▸ SET EXERCISE:
Repeat the records verbatim and leave the pictures out of your copy.

Records from a dataset
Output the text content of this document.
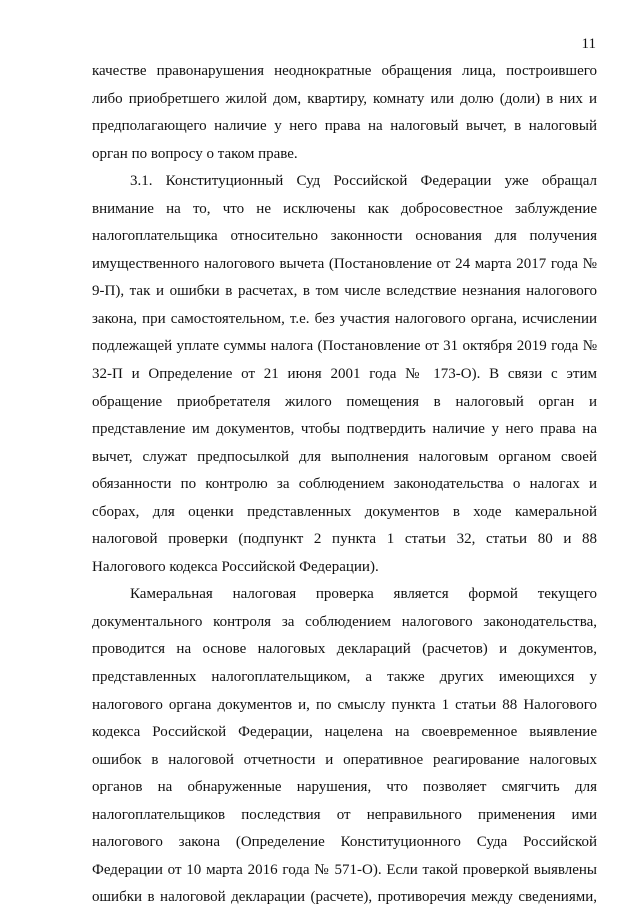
11

качестве правонарушения неоднократные обращения лица, построившего либо приобретшего жилой дом, квартиру, комнату или долю (доли) в них и предполагающего наличие у него права на налоговый вычет, в налоговый орган по вопросу о таком праве.

3.1. Конституционный Суд Российской Федерации уже обращал внимание на то, что не исключены как добросовестное заблуждение налогоплательщика относительно законности основания для получения имущественного налогового вычета (Постановление от 24 марта 2017 года № 9-П), так и ошибки в расчетах, в том числе вследствие незнания налогового закона, при самостоятельном, т.е. без участия налогового органа, исчислении подлежащей уплате суммы налога (Постановление от 31 октября 2019 года № 32-П и Определение от 21 июня 2001 года № 173-О). В связи с этим обращение приобретателя жилого помещения в налоговый орган и представление им документов, чтобы подтвердить наличие у него права на вычет, служат предпосылкой для выполнения налоговым органом своей обязанности по контролю за соблюдением законодательства о налогах и сборах, для оценки представленных документов в ходе камеральной налоговой проверки (подпункт 2 пункта 1 статьи 32, статьи 80 и 88 Налогового кодекса Российской Федерации).

Камеральная налоговая проверка является формой текущего документального контроля за соблюдением налогового законодательства, проводится на основе налоговых деклараций (расчетов) и документов, представленных налогоплательщиком, а также других имеющихся у налогового органа документов и, по смыслу пункта 1 статьи 88 Налогового кодекса Российской Федерации, нацелена на своевременное выявление ошибок в налоговой отчетности и оперативное реагирование налоговых органов на обнаруженные нарушения, что позволяет смягчить для налогоплательщиков последствия от неправильного применения ими налогового закона (Определение Конституционного Суда Российской Федерации от 10 марта 2016 года № 571-О). Если такой проверкой выявлены ошибки в налоговой декларации (расчете), противоречия между сведениями,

▸ OUTPUT BELOW:
Output the text content of this document.
11

качестве правонарушения неоднократные обращения лица, построившего либо приобретшего жилой дом, квартиру, комнату или долю (доли) в них и предполагающего наличие у него права на налоговый вычет, в налоговый орган по вопросу о таком праве.

3.1. Конституционный Суд Российской Федерации уже обращал внимание на то, что не исключены как добросовестное заблуждение налогоплательщика относительно законности основания для получения имущественного налогового вычета (Постановление от 24 марта 2017 года № 9-П), так и ошибки в расчетах, в том числе вследствие незнания налогового закона, при самостоятельном, т.е. без участия налогового органа, исчислении подлежащей уплате суммы налога (Постановление от 31 октября 2019 года № 32-П и Определение от 21 июня 2001 года № 173-О). В связи с этим обращение приобретателя жилого помещения в налоговый орган и представление им документов, чтобы подтвердить наличие у него права на вычет, служат предпосылкой для выполнения налоговым органом своей обязанности по контролю за соблюдением законодательства о налогах и сборах, для оценки представленных документов в ходе камеральной налоговой проверки (подпункт 2 пункта 1 статьи 32, статьи 80 и 88 Налогового кодекса Российской Федерации).

Камеральная налоговая проверка является формой текущего документального контроля за соблюдением налогового законодательства, проводится на основе налоговых деклараций (расчетов) и документов, представленных налогоплательщиком, а также других имеющихся у налогового органа документов и, по смыслу пункта 1 статьи 88 Налогового кодекса Российской Федерации, нацелена на своевременное выявление ошибок в налоговой отчетности и оперативное реагирование налоговых органов на обнаруженные нарушения, что позволяет смягчить для налогоплательщиков последствия от неправильного применения ими налогового закона (Определение Конституционного Суда Российской Федерации от 10 марта 2016 года № 571-О). Если такой проверкой выявлены ошибки в налоговой декларации (расчете), противоречия между сведениями,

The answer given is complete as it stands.